Data entries:

================================

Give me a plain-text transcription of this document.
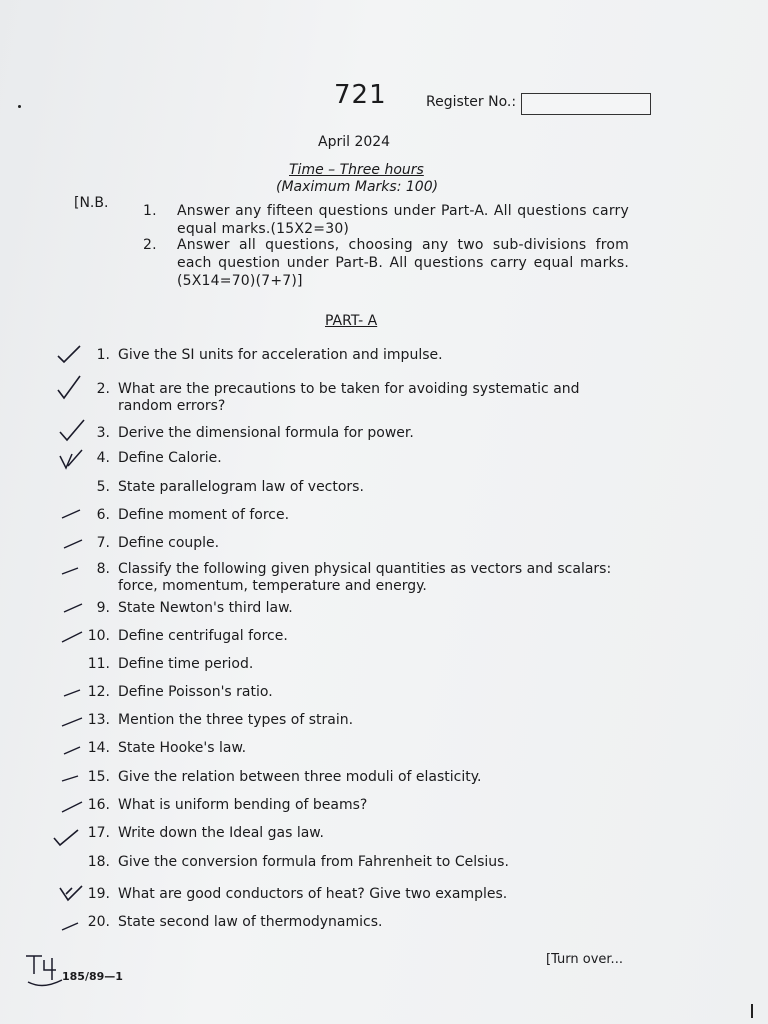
721	Register No.:
April 2024
Time – Three hours
(Maximum Marks: 100)
[N.B. 1. Answer any fifteen questions under Part-A. All questions carry equal marks.(15X2=30)
2. Answer all questions, choosing any two sub-divisions from each question under Part-B. All questions carry equal marks.(5X14=70)(7+7)]
PART- A
1. Give the SI units for acceleration and impulse.
2. What are the precautions to be taken for avoiding systematic and random errors?
3. Derive the dimensional formula for power.
4. Define Calorie.
5. State parallelogram law of vectors.
6. Define moment of force.
7. Define couple.
8. Classify the following given physical quantities as vectors and scalars: force, momentum, temperature and energy.
9. State Newton's third law.
10. Define centrifugal force.
11. Define time period.
12. Define Poisson's ratio.
13. Mention the three types of strain.
14. State Hooke's law.
15. Give the relation between three moduli of elasticity.
16. What is uniform bending of beams?
17. Write down the Ideal gas law.
18. Give the conversion formula from Fahrenheit to Celsius.
19. What are good conductors of heat? Give two examples.
20. State second law of thermodynamics.
185/89—1
[Turn over...
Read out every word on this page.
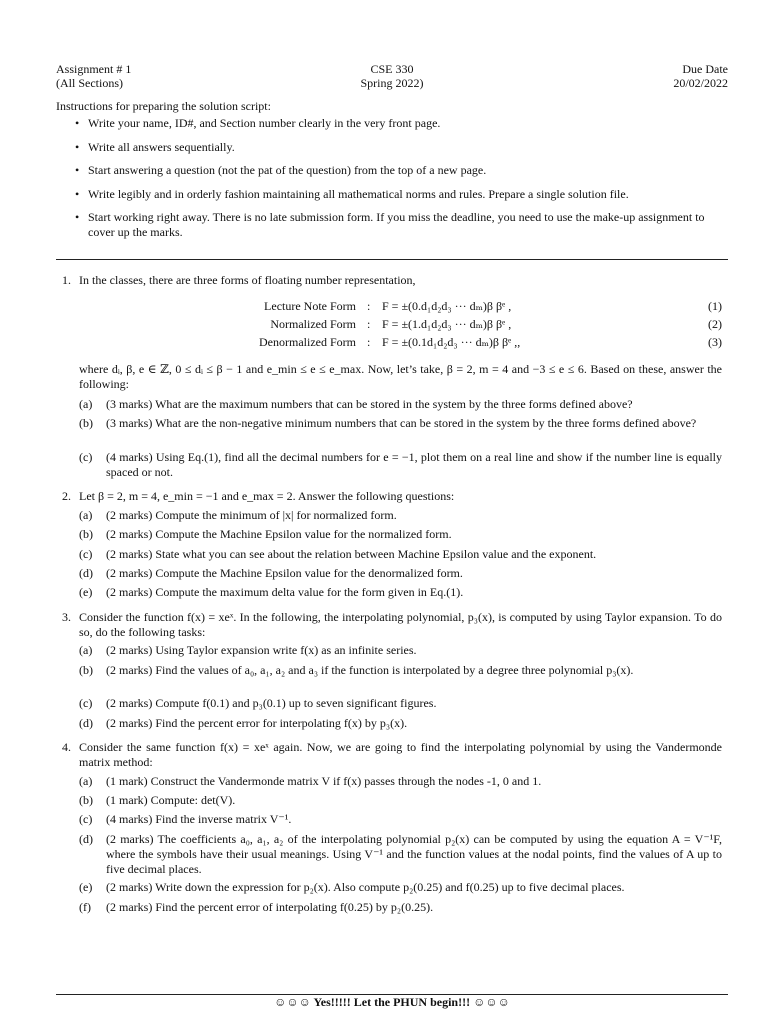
Assignment # 1
(All Sections)
CSE 330
Spring 2022)
Due Date
20/02/2022
Instructions for preparing the solution script:
• Write your name, ID#, and Section number clearly in the very front page.
• Write all answers sequentially.
• Start answering a question (not the pat of the question) from the top of a new page.
• Write legibly and in orderly fashion maintaining all mathematical norms and rules. Prepare a single solution file.
• Start working right away. There is no late submission form. If you miss the deadline, you need to use the make-up assignment to cover up the marks.
1. In the classes, there are three forms of floating number representation,
Lecture Note Form : F = ±(0.d₁d₂d₃ ··· dₘ)β βᵉ ,	(1)
Normalized Form : F = ±(1.d₁d₂d₃ ··· dₘ)β βᵉ ,	(2)
Denormalized Form : F = ±(0.1d₁d₂d₃ ··· dₘ)β βᵉ ,,	(3)
where dᵢ, β, e ∈ ℤ, 0 ≤ dᵢ ≤ β − 1 and e_min ≤ e ≤ e_max. Now, let’s take, β = 2, m = 4 and −3 ≤ e ≤ 6. Based on these, answer the following:
(a)	(3 marks) What are the maximum numbers that can be stored in the system by the three forms defined above?
(b)	(3 marks) What are the non-negative minimum numbers that can be stored in the system by the three forms defined above?
(c)	(4 marks) Using Eq.(1), find all the decimal numbers for e = −1, plot them on a real line and show if the number line is equally spaced or not.
2. Let β = 2, m = 4, e_min = −1 and e_max = 2. Answer the following questions:
(a)	(2 marks) Compute the minimum of |x| for normalized form.
(b)	(2 marks) Compute the Machine Epsilon value for the normalized form.
(c)	(2 marks) State what you can see about the relation between Machine Epsilon value and the exponent.
(d)	(2 marks) Compute the Machine Epsilon value for the denormalized form.
(e)	(2 marks) Compute the maximum delta value for the form given in Eq.(1).
3. Consider the function f(x) = xeˣ. In the following, the interpolating polynomial, p₃(x), is computed by using Taylor expansion. To do so, do the following tasks:
(a)	(2 marks) Using Taylor expansion write f(x) as an infinite series.
(b)	(2 marks) Find the values of a₀, a₁, a₂ and a₃ if the function is interpolated by a degree three polynomial p₃(x).
(c)	(2 marks) Compute f(0.1) and p₃(0.1) up to seven significant figures.
(d)	(2 marks) Find the percent error for interpolating f(x) by p₃(x).
4. Consider the same function f(x) = xeˣ again. Now, we are going to find the interpolating polynomial by using the Vandermonde matrix method:
(a)	(1 mark) Construct the Vandermonde matrix V if f(x) passes through the nodes -1, 0 and 1.
(b)	(1 mark) Compute: det(V).
(c)	(4 marks) Find the inverse matrix V⁻¹.
(d)	(2 marks) The coefficients a₀, a₁, a₂ of the interpolating polynomial p₂(x) can be computed by using the equation A = V⁻¹F, where the symbols have their usual meanings. Using V⁻¹ and the function values at the nodal points, find the values of A up to five decimal places.
(e)	(2 marks) Write down the expression for p₂(x). Also compute p₂(0.25) and f(0.25) up to five decimal places.
(f)	(2 marks) Find the percent error of interpolating f(0.25) by p₂(0.25).
☺☺☺ Yes!!!!! Let the PHUN begin!!! ☺☺☺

================================

> [WORK TO DO] State only the count of lines above that hold the string "forms".

> [SOLUTION BELOW] 3